— begin Dataset content —
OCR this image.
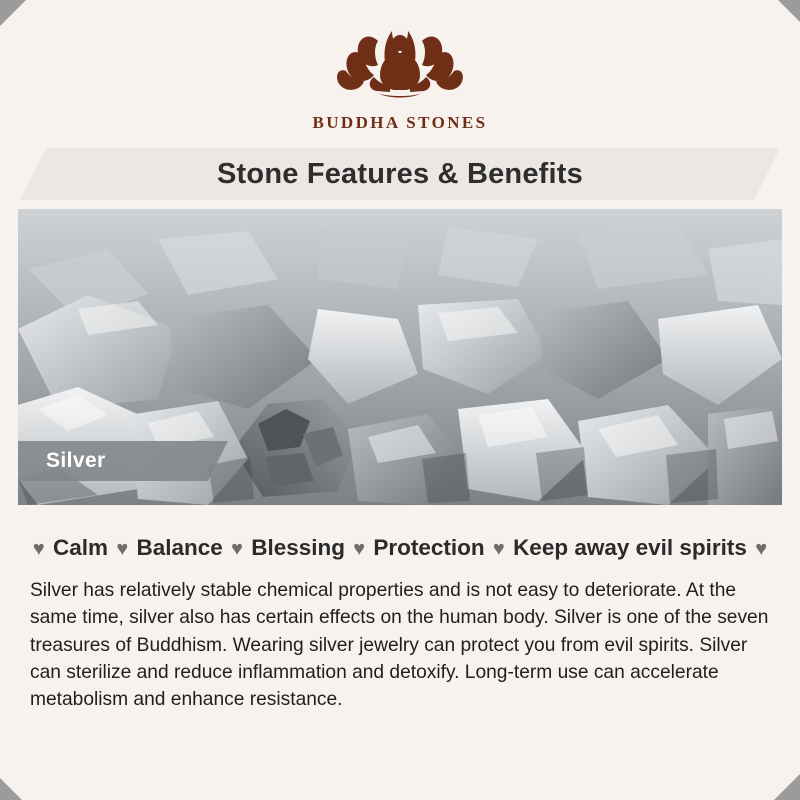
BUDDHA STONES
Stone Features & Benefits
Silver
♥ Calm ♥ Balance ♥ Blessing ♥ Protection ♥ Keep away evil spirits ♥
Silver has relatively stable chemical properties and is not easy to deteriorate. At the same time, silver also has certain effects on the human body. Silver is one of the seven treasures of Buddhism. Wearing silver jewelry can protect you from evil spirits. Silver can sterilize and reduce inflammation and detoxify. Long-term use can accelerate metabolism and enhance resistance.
— end Dataset content —
— begin Dataset content —
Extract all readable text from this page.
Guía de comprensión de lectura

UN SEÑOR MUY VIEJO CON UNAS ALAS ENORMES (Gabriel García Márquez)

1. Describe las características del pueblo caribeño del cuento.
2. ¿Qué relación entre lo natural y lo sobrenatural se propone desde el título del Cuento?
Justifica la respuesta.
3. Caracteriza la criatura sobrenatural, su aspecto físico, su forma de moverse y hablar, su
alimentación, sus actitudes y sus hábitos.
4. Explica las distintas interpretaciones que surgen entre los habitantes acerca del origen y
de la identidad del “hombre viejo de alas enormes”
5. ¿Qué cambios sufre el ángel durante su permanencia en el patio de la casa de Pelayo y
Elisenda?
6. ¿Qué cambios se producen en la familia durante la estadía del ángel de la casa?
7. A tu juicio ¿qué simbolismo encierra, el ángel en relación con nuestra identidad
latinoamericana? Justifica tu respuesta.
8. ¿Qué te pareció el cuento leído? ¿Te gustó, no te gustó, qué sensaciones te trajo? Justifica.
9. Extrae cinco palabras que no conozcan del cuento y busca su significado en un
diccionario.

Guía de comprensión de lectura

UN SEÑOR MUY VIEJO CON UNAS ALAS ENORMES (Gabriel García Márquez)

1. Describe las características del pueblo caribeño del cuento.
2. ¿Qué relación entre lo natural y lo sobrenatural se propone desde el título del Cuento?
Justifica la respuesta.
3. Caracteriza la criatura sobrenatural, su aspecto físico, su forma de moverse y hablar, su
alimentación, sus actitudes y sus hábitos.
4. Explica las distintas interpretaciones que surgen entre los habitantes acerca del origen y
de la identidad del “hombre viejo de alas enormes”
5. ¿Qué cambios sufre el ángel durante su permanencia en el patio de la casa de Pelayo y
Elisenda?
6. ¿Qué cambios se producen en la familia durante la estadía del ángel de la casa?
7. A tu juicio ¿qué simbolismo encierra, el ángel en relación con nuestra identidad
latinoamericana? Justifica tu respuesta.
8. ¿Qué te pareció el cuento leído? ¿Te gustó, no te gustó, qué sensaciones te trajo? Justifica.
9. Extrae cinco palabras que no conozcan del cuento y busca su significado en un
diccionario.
— end Dataset content —
Problem to solve: Whenever "spirits" turns up in a line, pick that line out.

Task solution:
♥ Calm ♥ Balance ♥ Blessing ♥ Protection ♥ Keep away evil spirits ♥
Silver has relatively stable chemical properties and is not easy to deteriorate. At the same time, silver also has certain effects on the human body. Silver is one of the seven treasures of Buddhism. Wearing silver jewelry can protect you from evil spirits. Silver can sterilize and reduce inflammation and detoxify. Long-term use can accelerate metabolism and enhance resistance.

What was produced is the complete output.